>>>>>

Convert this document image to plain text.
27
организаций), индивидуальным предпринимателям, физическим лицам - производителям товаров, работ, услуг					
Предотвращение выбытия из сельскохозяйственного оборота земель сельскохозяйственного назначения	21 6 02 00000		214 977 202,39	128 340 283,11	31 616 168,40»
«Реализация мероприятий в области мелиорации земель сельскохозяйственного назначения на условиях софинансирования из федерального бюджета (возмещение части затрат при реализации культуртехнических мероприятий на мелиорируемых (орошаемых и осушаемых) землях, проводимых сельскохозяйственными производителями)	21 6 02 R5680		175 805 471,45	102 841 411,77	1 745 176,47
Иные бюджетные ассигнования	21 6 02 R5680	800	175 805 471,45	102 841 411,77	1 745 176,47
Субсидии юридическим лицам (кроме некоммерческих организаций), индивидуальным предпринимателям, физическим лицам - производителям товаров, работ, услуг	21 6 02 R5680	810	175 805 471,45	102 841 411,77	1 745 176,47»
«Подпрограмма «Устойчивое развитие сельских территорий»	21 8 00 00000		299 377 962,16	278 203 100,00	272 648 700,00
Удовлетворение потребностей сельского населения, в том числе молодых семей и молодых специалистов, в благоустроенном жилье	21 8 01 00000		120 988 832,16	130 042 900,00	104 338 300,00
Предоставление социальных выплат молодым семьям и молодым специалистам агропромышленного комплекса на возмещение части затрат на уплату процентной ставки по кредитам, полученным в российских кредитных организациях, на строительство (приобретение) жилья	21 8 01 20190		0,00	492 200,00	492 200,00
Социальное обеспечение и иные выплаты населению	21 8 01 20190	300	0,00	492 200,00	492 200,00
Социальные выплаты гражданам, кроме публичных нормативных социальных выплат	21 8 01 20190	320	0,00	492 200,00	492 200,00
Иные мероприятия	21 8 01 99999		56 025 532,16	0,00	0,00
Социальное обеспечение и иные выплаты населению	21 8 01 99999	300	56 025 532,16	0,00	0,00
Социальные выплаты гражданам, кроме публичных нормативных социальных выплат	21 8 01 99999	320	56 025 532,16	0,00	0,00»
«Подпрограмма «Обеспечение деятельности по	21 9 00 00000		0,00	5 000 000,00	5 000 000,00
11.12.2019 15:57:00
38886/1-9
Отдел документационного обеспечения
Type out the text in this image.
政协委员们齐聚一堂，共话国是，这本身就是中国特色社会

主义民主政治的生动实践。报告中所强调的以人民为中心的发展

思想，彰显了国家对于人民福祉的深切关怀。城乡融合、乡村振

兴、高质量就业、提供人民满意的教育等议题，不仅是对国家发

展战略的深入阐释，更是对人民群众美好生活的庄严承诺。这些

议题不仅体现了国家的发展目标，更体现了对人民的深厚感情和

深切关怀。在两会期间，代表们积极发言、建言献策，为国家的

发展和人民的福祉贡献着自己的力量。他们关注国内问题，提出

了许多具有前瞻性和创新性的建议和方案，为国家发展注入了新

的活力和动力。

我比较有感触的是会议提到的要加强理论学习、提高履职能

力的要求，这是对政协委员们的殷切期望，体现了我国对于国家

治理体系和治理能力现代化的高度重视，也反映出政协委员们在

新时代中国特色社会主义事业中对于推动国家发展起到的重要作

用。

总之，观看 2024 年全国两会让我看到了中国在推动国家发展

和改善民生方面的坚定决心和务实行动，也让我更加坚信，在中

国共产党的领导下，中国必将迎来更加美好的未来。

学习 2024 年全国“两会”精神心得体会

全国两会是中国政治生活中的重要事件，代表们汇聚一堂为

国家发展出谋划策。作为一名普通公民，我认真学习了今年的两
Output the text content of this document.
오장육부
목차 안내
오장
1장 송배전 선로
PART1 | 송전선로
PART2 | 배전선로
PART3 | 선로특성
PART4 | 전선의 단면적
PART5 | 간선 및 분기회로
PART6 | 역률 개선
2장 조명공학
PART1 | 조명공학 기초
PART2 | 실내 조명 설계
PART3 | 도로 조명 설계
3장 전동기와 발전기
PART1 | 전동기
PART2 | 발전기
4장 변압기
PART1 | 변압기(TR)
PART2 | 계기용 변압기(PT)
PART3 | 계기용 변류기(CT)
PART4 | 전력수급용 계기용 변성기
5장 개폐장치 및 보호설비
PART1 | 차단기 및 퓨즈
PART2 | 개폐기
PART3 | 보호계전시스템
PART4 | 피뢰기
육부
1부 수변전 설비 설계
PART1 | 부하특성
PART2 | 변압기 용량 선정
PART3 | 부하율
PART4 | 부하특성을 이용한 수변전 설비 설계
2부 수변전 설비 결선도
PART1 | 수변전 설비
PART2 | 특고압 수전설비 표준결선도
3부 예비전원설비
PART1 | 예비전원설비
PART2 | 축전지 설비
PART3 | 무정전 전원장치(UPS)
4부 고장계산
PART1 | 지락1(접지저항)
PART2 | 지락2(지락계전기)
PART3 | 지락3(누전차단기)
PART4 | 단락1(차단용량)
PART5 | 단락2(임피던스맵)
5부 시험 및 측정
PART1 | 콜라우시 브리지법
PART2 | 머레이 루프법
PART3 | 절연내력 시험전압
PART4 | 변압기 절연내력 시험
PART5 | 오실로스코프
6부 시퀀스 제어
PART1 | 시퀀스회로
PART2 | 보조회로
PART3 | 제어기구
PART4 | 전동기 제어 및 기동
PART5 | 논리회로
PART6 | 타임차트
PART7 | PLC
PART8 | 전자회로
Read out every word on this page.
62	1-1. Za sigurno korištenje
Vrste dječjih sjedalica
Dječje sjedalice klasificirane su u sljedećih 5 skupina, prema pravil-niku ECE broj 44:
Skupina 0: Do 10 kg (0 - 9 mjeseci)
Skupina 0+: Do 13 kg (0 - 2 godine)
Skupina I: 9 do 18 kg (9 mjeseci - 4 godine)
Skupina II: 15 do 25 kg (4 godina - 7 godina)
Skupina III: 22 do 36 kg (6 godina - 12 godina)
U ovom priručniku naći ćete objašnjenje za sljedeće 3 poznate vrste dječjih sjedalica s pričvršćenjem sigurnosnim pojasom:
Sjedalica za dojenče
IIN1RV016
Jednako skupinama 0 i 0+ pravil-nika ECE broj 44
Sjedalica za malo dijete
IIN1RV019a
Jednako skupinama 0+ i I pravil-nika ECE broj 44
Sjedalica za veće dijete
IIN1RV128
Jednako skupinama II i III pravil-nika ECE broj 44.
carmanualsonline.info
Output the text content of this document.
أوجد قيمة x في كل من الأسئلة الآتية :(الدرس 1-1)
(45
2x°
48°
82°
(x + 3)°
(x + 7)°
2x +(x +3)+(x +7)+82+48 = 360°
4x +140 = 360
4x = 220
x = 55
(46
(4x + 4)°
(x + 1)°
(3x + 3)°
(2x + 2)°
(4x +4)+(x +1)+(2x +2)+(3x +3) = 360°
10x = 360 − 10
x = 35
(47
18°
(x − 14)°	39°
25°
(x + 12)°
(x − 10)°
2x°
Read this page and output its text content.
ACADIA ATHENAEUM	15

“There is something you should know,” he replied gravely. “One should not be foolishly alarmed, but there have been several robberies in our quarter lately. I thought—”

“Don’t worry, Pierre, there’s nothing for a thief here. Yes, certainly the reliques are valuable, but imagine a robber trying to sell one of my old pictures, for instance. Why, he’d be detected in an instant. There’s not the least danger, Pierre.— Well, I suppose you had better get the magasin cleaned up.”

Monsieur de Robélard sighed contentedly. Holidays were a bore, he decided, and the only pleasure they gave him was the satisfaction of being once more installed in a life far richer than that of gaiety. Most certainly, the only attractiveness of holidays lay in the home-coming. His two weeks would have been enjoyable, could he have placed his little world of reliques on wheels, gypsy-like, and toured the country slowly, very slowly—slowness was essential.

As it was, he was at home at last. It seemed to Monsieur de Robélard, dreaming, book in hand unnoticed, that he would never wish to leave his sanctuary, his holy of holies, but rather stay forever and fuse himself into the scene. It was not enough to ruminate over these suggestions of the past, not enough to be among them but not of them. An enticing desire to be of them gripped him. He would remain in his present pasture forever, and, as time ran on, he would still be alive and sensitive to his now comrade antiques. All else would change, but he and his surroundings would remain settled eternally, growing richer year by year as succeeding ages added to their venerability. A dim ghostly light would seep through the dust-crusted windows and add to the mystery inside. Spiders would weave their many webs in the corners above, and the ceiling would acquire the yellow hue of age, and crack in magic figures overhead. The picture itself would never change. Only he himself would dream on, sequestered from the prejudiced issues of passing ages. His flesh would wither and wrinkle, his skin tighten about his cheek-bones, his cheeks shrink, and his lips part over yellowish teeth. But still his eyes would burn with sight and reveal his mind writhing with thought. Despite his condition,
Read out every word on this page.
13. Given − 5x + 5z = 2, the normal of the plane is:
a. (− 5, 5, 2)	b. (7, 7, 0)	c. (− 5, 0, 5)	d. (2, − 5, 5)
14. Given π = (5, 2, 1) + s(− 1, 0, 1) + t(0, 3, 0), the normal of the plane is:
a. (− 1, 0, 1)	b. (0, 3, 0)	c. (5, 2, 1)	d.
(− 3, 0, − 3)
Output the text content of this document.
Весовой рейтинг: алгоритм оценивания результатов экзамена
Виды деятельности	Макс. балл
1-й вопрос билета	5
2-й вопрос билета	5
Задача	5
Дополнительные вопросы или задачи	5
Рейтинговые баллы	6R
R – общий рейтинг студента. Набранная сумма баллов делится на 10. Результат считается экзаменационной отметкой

<<<<<

What is needed -
Provide only the count of lines in the material above that hold the word "normal".

Task result -
2